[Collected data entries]
-- Start --
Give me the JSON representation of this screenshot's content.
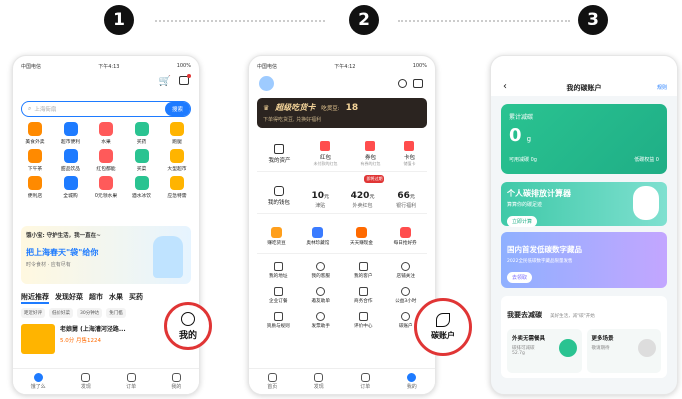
{
  "steps": [
    "1",
    "2",
    "3"
  ],
  "p1": {
    "status": {
      "carrier": "中国电信",
      "time": "下午4:13",
      "battery": "100%"
    },
    "search": {
      "placeholder": "上海街扇",
      "button": "搜索"
    },
    "cats1": [
      "美食外卖",
      "超市便利",
      "水果",
      "买药",
      "跑腿"
    ],
    "cats2": [
      "下午茶",
      "甜品饮品",
      "红包都能",
      "买菜",
      "大型超市"
    ],
    "cats3": [
      "便利店",
      "全城购",
      "0元领水果",
      "酒水冰饮",
      "应急特需"
    ],
    "banner": {
      "brand": "饿小宝: 守护生活，我一直在~",
      "title": "把上海春天\"袋\"给你",
      "sub": "时令食材 · 应有尽有"
    },
    "tabs": [
      "附近推荐",
      "发现好菜",
      "超市",
      "水果",
      "买药"
    ],
    "filters": [
      "距近好评",
      "低价好菜",
      "30分钟达",
      "免门槛"
    ],
    "shop": {
      "name": "老娘舅 (上海漕河泾路...",
      "meta": "5.0分  月售1224",
      "time": "35分钟"
    },
    "tabbar": [
      "饿了么",
      "发现",
      "订单",
      "我的"
    ],
    "circle": "我的"
  },
  "p2": {
    "status": {
      "carrier": "中国电信",
      "time": "下午4:12",
      "battery": "100%"
    },
    "vip": {
      "title": "超级吃货卡",
      "label": "吃货豆:",
      "value": "18",
      "sub": "下单得吃货豆, 兑换好福利"
    },
    "assets": [
      "我的资产",
      "红包",
      "券包",
      "卡包"
    ],
    "assets_sub": [
      "",
      "未付款的红包",
      "有券的红包",
      "储值卡"
    ],
    "wallet": {
      "label": "我的钱包",
      "items": [
        {
          "v": "10",
          "u": "元",
          "l": "津贴"
        },
        {
          "v": "420",
          "u": "元",
          "l": "外卖红包",
          "badge": "即将过期"
        },
        {
          "v": "66",
          "u": "元",
          "l": "银行福利"
        }
      ]
    },
    "services1": [
      "赚吃货豆",
      "奥林珍藏馆",
      "天天赚现金",
      "每日抢好券"
    ],
    "grid": [
      "我的地址",
      "我的客服",
      "我的客户",
      "店铺关注",
      "企业订餐",
      "邀友助单",
      "商务合作",
      "公益3小时",
      "资质与规则",
      "发票助手",
      "评价中心",
      "碳账户"
    ],
    "tabbar": [
      "首页",
      "发现",
      "订单",
      "我的"
    ],
    "circle": "碳账户"
  },
  "p3": {
    "title": "我的碳账户",
    "rule": "规则",
    "card": {
      "label": "累计减碳",
      "value": "0",
      "unit": "g",
      "avail": "可用减碳 0g",
      "low": "低碳权益 0"
    },
    "promo1": {
      "title": "个人碳排放计算器",
      "sub": "算算你的碳足迹",
      "btn": "立即计算"
    },
    "promo2": {
      "title": "国内首发低碳数字藏品",
      "sub": "2022全民低碳数字藏品限量发售",
      "btn": "去领取"
    },
    "section": "我要去减碳",
    "section_sub": "美好生活，减\"碳\"开始",
    "tiles": [
      {
        "t": "外卖无需餐具",
        "s": "碳排可减碳 52.7g"
      },
      {
        "t": "更多场景",
        "s": "敬请期待"
      }
    ]
  },
  "colors": {
    "blue": "#1e7bff",
    "green": "#2ac391",
    "red": "#e03535",
    "orange": "#ff6a00"
  }
}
-- End --
> STATED PROBLEM
Without including any pictures, output all the entries above exactly.

> RESPONSE
Give me the JSON representation of this screenshot's content.
{
  "steps": [
    "1",
    "2",
    "3"
  ],
  "p1": {
    "status": {
      "carrier": "中国电信",
      "time": "下午4:13",
      "battery": "100%"
    },
    "search": {
      "placeholder": "上海街扇",
      "button": "搜索"
    },
    "cats1": [
      "美食外卖",
      "超市便利",
      "水果",
      "买药",
      "跑腿"
    ],
    "cats2": [
      "下午茶",
      "甜品饮品",
      "红包都能",
      "买菜",
      "大型超市"
    ],
    "cats3": [
      "便利店",
      "全城购",
      "0元领水果",
      "酒水冰饮",
      "应急特需"
    ],
    "banner": {
      "brand": "饿小宝: 守护生活，我一直在~",
      "title": "把上海春天\"袋\"给你",
      "sub": "时令食材 · 应有尽有"
    },
    "tabs": [
      "附近推荐",
      "发现好菜",
      "超市",
      "水果",
      "买药"
    ],
    "filters": [
      "距近好评",
      "低价好菜",
      "30分钟达",
      "免门槛"
    ],
    "shop": {
      "name": "老娘舅 (上海漕河泾路...",
      "meta": "5.0分  月售1224",
      "time": "35分钟"
    },
    "tabbar": [
      "饿了么",
      "发现",
      "订单",
      "我的"
    ],
    "circle": "我的"
  },
  "p2": {
    "status": {
      "carrier": "中国电信",
      "time": "下午4:12",
      "battery": "100%"
    },
    "vip": {
      "title": "超级吃货卡",
      "label": "吃货豆:",
      "value": "18",
      "sub": "下单得吃货豆, 兑换好福利"
    },
    "assets": [
      "我的资产",
      "红包",
      "券包",
      "卡包"
    ],
    "assets_sub": [
      "",
      "未付款的红包",
      "有券的红包",
      "储值卡"
    ],
    "wallet": {
      "label": "我的钱包",
      "items": [
        {
          "v": "10",
          "u": "元",
          "l": "津贴"
        },
        {
          "v": "420",
          "u": "元",
          "l": "外卖红包",
          "badge": "即将过期"
        },
        {
          "v": "66",
          "u": "元",
          "l": "银行福利"
        }
      ]
    },
    "services1": [
      "赚吃货豆",
      "奥林珍藏馆",
      "天天赚现金",
      "每日抢好券"
    ],
    "grid": [
      "我的地址",
      "我的客服",
      "我的客户",
      "店铺关注",
      "企业订餐",
      "邀友助单",
      "商务合作",
      "公益3小时",
      "资质与规则",
      "发票助手",
      "评价中心",
      "碳账户"
    ],
    "tabbar": [
      "首页",
      "发现",
      "订单",
      "我的"
    ],
    "circle": "碳账户"
  },
  "p3": {
    "title": "我的碳账户",
    "rule": "规则",
    "card": {
      "label": "累计减碳",
      "value": "0",
      "unit": "g",
      "avail": "可用减碳 0g",
      "low": "低碳权益 0"
    },
    "promo1": {
      "title": "个人碳排放计算器",
      "sub": "算算你的碳足迹",
      "btn": "立即计算"
    },
    "promo2": {
      "title": "国内首发低碳数字藏品",
      "sub": "2022全民低碳数字藏品限量发售",
      "btn": "去领取"
    },
    "section": "我要去减碳",
    "section_sub": "美好生活，减\"碳\"开始",
    "tiles": [
      {
        "t": "外卖无需餐具",
        "s": "碳排可减碳 52.7g"
      },
      {
        "t": "更多场景",
        "s": "敬请期待"
      }
    ]
  },
  "colors": {
    "blue": "#1e7bff",
    "green": "#2ac391",
    "red": "#e03535",
    "orange": "#ff6a00"
  }
}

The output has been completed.